Source records:
— start —
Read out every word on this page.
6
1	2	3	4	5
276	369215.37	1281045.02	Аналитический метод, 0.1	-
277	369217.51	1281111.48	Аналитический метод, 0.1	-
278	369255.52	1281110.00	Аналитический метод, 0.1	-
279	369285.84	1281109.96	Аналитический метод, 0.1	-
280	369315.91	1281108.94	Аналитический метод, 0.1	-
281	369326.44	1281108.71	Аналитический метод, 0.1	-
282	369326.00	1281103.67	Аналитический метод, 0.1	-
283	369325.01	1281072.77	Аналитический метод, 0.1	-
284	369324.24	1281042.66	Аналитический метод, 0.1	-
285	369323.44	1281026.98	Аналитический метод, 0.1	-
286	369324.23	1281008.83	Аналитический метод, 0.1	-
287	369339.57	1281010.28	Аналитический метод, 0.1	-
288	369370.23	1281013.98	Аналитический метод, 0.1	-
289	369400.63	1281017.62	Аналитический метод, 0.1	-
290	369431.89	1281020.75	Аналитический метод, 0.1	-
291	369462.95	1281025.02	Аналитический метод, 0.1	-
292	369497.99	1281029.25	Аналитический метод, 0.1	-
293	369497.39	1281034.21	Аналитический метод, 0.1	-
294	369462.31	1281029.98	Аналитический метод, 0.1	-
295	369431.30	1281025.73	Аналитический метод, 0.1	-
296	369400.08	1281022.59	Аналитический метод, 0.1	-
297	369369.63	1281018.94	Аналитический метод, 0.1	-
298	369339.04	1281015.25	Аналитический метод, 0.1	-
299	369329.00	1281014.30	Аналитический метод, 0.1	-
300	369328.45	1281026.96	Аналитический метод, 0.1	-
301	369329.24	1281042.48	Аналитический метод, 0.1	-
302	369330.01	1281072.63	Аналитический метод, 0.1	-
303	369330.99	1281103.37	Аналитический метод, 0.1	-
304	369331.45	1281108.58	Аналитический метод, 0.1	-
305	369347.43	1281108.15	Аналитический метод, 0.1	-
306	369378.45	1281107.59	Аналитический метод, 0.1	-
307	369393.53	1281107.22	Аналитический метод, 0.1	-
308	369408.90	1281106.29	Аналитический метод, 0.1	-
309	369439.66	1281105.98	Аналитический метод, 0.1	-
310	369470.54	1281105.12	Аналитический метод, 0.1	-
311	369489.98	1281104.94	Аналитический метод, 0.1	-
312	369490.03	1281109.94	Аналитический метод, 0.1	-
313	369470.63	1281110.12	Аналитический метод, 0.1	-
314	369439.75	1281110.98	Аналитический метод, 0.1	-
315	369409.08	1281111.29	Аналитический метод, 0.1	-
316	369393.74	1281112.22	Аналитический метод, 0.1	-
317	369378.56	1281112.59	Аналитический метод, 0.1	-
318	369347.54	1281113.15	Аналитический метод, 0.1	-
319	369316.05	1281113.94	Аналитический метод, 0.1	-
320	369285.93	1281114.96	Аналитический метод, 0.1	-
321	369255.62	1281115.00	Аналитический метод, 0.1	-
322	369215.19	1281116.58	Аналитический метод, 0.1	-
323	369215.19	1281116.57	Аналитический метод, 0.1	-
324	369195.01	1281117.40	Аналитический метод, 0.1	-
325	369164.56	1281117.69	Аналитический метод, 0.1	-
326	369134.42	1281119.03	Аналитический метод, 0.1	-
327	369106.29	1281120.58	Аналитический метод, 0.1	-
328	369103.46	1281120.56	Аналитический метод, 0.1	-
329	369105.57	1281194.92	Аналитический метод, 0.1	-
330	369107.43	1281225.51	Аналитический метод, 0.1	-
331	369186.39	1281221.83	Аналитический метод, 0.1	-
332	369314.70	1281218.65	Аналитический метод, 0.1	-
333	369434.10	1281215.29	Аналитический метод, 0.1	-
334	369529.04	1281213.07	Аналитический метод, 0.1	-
— end —
- [Work instructions]: Copy each entry exactly, with nothing added or dropped.

- [Answer to the problem]:
Read out every word on this page.
6
1	2	3	4	5
276	369215.37	1281045.02	Аналитический метод, 0.1	-
277	369217.51	1281111.48	Аналитический метод, 0.1	-
278	369255.52	1281110.00	Аналитический метод, 0.1	-
279	369285.84	1281109.96	Аналитический метод, 0.1	-
280	369315.91	1281108.94	Аналитический метод, 0.1	-
281	369326.44	1281108.71	Аналитический метод, 0.1	-
282	369326.00	1281103.67	Аналитический метод, 0.1	-
283	369325.01	1281072.77	Аналитический метод, 0.1	-
284	369324.24	1281042.66	Аналитический метод, 0.1	-
285	369323.44	1281026.98	Аналитический метод, 0.1	-
286	369324.23	1281008.83	Аналитический метод, 0.1	-
287	369339.57	1281010.28	Аналитический метод, 0.1	-
288	369370.23	1281013.98	Аналитический метод, 0.1	-
289	369400.63	1281017.62	Аналитический метод, 0.1	-
290	369431.89	1281020.75	Аналитический метод, 0.1	-
291	369462.95	1281025.02	Аналитический метод, 0.1	-
292	369497.99	1281029.25	Аналитический метод, 0.1	-
293	369497.39	1281034.21	Аналитический метод, 0.1	-
294	369462.31	1281029.98	Аналитический метод, 0.1	-
295	369431.30	1281025.73	Аналитический метод, 0.1	-
296	369400.08	1281022.59	Аналитический метод, 0.1	-
297	369369.63	1281018.94	Аналитический метод, 0.1	-
298	369339.04	1281015.25	Аналитический метод, 0.1	-
299	369329.00	1281014.30	Аналитический метод, 0.1	-
300	369328.45	1281026.96	Аналитический метод, 0.1	-
301	369329.24	1281042.48	Аналитический метод, 0.1	-
302	369330.01	1281072.63	Аналитический метод, 0.1	-
303	369330.99	1281103.37	Аналитический метод, 0.1	-
304	369331.45	1281108.58	Аналитический метод, 0.1	-
305	369347.43	1281108.15	Аналитический метод, 0.1	-
306	369378.45	1281107.59	Аналитический метод, 0.1	-
307	369393.53	1281107.22	Аналитический метод, 0.1	-
308	369408.90	1281106.29	Аналитический метод, 0.1	-
309	369439.66	1281105.98	Аналитический метод, 0.1	-
310	369470.54	1281105.12	Аналитический метод, 0.1	-
311	369489.98	1281104.94	Аналитический метод, 0.1	-
312	369490.03	1281109.94	Аналитический метод, 0.1	-
313	369470.63	1281110.12	Аналитический метод, 0.1	-
314	369439.75	1281110.98	Аналитический метод, 0.1	-
315	369409.08	1281111.29	Аналитический метод, 0.1	-
316	369393.74	1281112.22	Аналитический метод, 0.1	-
317	369378.56	1281112.59	Аналитический метод, 0.1	-
318	369347.54	1281113.15	Аналитический метод, 0.1	-
319	369316.05	1281113.94	Аналитический метод, 0.1	-
320	369285.93	1281114.96	Аналитический метод, 0.1	-
321	369255.62	1281115.00	Аналитический метод, 0.1	-
322	369215.19	1281116.58	Аналитический метод, 0.1	-
323	369215.19	1281116.57	Аналитический метод, 0.1	-
324	369195.01	1281117.40	Аналитический метод, 0.1	-
325	369164.56	1281117.69	Аналитический метод, 0.1	-
326	369134.42	1281119.03	Аналитический метод, 0.1	-
327	369106.29	1281120.58	Аналитический метод, 0.1	-
328	369103.46	1281120.56	Аналитический метод, 0.1	-
329	369105.57	1281194.92	Аналитический метод, 0.1	-
330	369107.43	1281225.51	Аналитический метод, 0.1	-
331	369186.39	1281221.83	Аналитический метод, 0.1	-
332	369314.70	1281218.65	Аналитический метод, 0.1	-
333	369434.10	1281215.29	Аналитический метод, 0.1	-
334	369529.04	1281213.07	Аналитический метод, 0.1	-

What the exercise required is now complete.